The task :: Repeat the records below word for word, but start at the line that contains "Give me a plain-text", stop after the last line, and include nothing else.
▶
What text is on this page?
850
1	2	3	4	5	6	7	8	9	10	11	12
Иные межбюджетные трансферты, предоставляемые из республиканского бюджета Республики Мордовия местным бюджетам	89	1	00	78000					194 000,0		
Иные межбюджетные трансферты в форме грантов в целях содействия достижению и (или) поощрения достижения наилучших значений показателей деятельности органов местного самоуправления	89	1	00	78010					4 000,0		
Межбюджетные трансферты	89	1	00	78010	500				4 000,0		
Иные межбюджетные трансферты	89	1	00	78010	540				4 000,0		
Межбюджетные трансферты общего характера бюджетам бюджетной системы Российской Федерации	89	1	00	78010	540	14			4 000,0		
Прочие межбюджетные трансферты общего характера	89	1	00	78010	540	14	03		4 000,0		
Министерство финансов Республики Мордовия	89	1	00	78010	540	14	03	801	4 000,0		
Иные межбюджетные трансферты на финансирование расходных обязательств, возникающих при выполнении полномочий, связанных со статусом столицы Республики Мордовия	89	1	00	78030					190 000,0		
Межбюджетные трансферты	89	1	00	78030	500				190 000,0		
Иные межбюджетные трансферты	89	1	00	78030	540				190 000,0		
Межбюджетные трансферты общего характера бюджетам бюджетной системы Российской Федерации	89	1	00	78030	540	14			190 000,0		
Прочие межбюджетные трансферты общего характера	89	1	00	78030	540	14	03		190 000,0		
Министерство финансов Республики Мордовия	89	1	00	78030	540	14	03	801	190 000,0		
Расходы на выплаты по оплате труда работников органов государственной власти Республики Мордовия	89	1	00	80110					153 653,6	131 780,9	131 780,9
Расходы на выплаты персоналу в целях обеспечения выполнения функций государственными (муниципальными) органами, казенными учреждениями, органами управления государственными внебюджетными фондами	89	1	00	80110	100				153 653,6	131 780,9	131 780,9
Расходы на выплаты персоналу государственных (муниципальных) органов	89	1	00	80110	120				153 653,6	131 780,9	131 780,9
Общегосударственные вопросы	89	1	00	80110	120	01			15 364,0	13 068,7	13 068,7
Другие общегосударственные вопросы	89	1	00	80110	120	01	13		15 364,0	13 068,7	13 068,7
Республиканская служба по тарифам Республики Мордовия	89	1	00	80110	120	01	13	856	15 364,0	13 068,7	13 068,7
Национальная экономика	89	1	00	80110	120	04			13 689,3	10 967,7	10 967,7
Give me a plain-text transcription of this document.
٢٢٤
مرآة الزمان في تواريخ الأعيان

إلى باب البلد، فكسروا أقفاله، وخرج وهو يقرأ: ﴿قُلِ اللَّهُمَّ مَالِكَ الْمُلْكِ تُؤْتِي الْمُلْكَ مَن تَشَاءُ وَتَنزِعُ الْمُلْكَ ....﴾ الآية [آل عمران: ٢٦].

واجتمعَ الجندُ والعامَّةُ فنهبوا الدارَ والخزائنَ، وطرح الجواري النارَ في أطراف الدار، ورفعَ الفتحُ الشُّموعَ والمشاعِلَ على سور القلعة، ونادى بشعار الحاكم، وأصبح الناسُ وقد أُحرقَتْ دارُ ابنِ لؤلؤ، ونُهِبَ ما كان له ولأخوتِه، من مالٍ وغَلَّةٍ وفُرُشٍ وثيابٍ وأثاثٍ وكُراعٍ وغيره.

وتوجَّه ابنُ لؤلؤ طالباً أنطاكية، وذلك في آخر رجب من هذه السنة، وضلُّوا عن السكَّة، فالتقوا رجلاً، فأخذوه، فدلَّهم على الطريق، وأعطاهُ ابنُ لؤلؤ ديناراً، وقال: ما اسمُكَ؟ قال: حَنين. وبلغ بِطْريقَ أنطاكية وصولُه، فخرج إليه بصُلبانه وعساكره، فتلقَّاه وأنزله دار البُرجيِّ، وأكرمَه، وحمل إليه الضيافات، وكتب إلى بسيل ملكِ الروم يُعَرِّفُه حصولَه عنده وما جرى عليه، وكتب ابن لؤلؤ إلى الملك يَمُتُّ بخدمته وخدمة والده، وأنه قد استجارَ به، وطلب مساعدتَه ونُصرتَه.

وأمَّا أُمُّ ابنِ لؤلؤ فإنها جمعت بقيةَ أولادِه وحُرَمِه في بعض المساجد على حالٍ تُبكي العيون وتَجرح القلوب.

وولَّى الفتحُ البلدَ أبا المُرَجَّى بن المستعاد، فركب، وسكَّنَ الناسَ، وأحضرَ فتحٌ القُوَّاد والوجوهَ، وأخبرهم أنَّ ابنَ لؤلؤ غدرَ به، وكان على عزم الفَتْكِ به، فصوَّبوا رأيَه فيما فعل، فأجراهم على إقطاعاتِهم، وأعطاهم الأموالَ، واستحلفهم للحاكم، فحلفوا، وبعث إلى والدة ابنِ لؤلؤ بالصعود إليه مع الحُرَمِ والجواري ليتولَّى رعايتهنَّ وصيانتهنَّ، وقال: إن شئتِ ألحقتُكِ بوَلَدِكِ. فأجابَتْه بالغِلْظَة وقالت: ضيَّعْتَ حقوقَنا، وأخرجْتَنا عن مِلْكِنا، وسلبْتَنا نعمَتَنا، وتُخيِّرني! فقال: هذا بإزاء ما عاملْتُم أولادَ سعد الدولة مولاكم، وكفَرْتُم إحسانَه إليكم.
◀
Solution to this task ::
Give me a plain-text transcription of this document.
٢٢٤
مرآة الزمان في تواريخ الأعيان

إلى باب البلد، فكسروا أقفاله، وخرج وهو يقرأ: ﴿قُلِ اللَّهُمَّ مَالِكَ الْمُلْكِ تُؤْتِي الْمُلْكَ مَن تَشَاءُ وَتَنزِعُ الْمُلْكَ ....﴾ الآية [آل عمران: ٢٦].

واجتمعَ الجندُ والعامَّةُ فنهبوا الدارَ والخزائنَ، وطرح الجواري النارَ في أطراف الدار، ورفعَ الفتحُ الشُّموعَ والمشاعِلَ على سور القلعة، ونادى بشعار الحاكم، وأصبح الناسُ وقد أُحرقَتْ دارُ ابنِ لؤلؤ، ونُهِبَ ما كان له ولأخوتِه، من مالٍ وغَلَّةٍ وفُرُشٍ وثيابٍ وأثاثٍ وكُراعٍ وغيره.

وتوجَّه ابنُ لؤلؤ طالباً أنطاكية، وذلك في آخر رجب من هذه السنة، وضلُّوا عن السكَّة، فالتقوا رجلاً، فأخذوه، فدلَّهم على الطريق، وأعطاهُ ابنُ لؤلؤ ديناراً، وقال: ما اسمُكَ؟ قال: حَنين. وبلغ بِطْريقَ أنطاكية وصولُه، فخرج إليه بصُلبانه وعساكره، فتلقَّاه وأنزله دار البُرجيِّ، وأكرمَه، وحمل إليه الضيافات، وكتب إلى بسيل ملكِ الروم يُعَرِّفُه حصولَه عنده وما جرى عليه، وكتب ابن لؤلؤ إلى الملك يَمُتُّ بخدمته وخدمة والده، وأنه قد استجارَ به، وطلب مساعدتَه ونُصرتَه.

وأمَّا أُمُّ ابنِ لؤلؤ فإنها جمعت بقيةَ أولادِه وحُرَمِه في بعض المساجد على حالٍ تُبكي العيون وتَجرح القلوب.

وولَّى الفتحُ البلدَ أبا المُرَجَّى بن المستعاد، فركب، وسكَّنَ الناسَ، وأحضرَ فتحٌ القُوَّاد والوجوهَ، وأخبرهم أنَّ ابنَ لؤلؤ غدرَ به، وكان على عزم الفَتْكِ به، فصوَّبوا رأيَه فيما فعل، فأجراهم على إقطاعاتِهم، وأعطاهم الأموالَ، واستحلفهم للحاكم، فحلفوا، وبعث إلى والدة ابنِ لؤلؤ بالصعود إليه مع الحُرَمِ والجواري ليتولَّى رعايتهنَّ وصيانتهنَّ، وقال: إن شئتِ ألحقتُكِ بوَلَدِكِ. فأجابَتْه بالغِلْظَة وقالت: ضيَّعْتَ حقوقَنا، وأخرجْتَنا عن مِلْكِنا، وسلبْتَنا نعمَتَنا، وتُخيِّرني! فقال: هذا بإزاء ما عاملْتُم أولادَ سعد الدولة مولاكم، وكفَرْتُم إحسانَه إليكم.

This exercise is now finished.